== GIVEN INFORMATION

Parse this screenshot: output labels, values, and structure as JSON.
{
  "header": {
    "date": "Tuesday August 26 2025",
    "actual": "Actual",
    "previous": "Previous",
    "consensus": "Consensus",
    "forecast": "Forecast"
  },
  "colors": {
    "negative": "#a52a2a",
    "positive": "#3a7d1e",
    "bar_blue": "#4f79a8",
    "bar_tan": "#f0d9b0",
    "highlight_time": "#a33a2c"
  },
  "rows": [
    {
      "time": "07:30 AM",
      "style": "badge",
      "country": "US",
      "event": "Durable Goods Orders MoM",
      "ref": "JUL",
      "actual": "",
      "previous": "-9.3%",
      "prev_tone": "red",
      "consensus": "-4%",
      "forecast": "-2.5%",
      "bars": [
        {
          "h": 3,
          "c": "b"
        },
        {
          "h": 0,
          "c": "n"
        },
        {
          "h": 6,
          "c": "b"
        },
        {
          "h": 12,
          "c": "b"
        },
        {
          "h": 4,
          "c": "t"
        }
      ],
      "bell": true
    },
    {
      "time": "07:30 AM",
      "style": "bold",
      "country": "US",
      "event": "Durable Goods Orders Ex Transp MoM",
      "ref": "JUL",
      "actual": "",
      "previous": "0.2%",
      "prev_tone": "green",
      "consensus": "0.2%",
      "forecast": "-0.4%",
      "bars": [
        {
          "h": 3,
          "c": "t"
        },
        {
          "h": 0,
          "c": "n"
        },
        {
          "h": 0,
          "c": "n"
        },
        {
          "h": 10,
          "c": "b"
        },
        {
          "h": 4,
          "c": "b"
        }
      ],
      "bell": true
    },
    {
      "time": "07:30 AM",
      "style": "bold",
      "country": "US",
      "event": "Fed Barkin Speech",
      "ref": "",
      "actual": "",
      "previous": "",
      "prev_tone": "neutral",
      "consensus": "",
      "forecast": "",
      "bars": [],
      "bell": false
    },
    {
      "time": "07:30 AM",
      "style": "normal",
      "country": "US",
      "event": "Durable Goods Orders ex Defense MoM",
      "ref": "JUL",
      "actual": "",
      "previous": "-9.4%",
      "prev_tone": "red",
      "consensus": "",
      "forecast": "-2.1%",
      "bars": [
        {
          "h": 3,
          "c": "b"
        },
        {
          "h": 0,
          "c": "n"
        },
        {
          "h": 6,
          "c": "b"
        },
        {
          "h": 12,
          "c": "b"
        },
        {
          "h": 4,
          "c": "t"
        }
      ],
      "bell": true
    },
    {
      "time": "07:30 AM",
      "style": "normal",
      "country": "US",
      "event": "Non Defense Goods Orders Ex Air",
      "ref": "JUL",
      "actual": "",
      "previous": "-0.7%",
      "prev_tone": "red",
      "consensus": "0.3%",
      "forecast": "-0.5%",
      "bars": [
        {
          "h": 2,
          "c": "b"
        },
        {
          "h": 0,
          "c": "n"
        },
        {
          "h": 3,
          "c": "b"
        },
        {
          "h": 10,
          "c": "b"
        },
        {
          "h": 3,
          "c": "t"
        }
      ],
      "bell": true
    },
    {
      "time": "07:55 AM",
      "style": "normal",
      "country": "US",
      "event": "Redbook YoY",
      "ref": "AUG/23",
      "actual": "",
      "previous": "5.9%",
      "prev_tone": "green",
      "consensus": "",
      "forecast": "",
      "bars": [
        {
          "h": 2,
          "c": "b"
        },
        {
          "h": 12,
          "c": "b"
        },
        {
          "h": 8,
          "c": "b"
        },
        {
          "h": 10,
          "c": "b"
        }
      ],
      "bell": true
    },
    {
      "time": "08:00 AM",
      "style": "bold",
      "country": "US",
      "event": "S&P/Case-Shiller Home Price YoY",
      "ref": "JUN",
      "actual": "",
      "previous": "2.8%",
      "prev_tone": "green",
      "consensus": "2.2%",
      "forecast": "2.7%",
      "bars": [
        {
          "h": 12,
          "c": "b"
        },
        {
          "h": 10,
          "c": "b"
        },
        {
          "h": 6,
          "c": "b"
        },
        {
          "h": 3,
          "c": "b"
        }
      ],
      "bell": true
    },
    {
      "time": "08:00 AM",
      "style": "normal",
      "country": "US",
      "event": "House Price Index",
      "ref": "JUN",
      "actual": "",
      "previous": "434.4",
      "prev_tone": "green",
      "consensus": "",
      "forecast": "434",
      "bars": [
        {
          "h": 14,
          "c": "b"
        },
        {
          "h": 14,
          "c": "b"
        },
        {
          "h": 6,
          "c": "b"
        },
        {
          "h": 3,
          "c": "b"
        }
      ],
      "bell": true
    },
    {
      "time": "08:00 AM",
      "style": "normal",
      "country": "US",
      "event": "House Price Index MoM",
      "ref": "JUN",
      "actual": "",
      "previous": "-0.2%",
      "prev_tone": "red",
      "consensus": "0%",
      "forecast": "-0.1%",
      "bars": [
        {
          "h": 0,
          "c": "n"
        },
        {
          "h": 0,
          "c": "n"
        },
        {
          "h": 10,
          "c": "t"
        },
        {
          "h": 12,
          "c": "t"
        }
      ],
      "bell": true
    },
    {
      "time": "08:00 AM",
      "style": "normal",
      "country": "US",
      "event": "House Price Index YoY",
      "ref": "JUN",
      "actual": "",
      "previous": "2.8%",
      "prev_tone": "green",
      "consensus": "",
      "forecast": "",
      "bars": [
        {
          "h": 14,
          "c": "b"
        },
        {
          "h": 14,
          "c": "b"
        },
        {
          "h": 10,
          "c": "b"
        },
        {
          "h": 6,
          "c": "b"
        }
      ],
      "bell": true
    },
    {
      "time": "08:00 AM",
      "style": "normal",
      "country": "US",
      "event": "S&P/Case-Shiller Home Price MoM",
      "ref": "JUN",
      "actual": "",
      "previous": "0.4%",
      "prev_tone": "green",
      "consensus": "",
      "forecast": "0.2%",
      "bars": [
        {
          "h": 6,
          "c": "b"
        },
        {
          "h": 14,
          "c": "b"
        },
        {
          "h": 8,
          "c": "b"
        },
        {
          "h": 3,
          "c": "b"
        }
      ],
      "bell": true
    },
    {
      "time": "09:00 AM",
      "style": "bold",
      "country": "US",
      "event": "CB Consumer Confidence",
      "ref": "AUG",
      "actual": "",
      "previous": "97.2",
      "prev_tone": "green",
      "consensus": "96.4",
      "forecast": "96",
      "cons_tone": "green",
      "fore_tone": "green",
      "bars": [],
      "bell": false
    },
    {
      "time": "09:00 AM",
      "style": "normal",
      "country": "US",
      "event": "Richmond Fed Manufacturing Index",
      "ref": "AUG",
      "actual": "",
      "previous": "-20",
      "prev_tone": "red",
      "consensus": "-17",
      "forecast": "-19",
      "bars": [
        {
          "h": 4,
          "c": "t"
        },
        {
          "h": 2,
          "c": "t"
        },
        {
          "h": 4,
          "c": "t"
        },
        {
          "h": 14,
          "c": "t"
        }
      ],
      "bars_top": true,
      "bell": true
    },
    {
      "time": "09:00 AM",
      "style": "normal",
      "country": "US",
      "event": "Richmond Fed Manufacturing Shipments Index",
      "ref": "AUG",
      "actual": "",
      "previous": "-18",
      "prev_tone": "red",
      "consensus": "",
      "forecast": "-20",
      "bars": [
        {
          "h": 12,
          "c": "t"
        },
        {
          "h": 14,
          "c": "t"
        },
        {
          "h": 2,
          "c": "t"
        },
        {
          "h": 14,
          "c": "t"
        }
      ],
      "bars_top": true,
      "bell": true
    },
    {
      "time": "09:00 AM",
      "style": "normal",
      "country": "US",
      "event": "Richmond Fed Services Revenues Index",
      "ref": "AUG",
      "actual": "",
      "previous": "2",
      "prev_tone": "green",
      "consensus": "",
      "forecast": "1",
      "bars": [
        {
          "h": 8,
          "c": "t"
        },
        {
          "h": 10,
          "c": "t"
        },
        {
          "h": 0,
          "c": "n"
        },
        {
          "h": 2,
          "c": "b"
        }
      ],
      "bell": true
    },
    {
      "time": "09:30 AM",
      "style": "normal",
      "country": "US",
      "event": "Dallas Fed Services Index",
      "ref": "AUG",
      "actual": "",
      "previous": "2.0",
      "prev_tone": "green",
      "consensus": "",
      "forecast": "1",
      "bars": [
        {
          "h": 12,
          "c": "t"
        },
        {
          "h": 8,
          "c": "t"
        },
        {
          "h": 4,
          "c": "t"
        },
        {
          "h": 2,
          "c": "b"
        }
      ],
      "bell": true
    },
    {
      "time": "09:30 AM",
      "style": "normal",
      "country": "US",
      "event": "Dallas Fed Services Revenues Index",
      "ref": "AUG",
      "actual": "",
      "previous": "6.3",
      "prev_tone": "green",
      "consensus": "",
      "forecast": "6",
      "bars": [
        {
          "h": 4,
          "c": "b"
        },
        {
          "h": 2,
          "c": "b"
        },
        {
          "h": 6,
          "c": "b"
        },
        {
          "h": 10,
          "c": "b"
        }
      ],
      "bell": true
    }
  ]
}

====

WHAT TO WORK ON - Using the listing above, show every line that includes the string "Price".

SOLVED EXERCISE -
      "event": "S&P/Case-Shiller Home Price YoY",
      "event": "House Price Index",
      "event": "House Price Index MoM",
      "event": "House Price Index YoY",
      "event": "S&P/Case-Shiller Home Price MoM",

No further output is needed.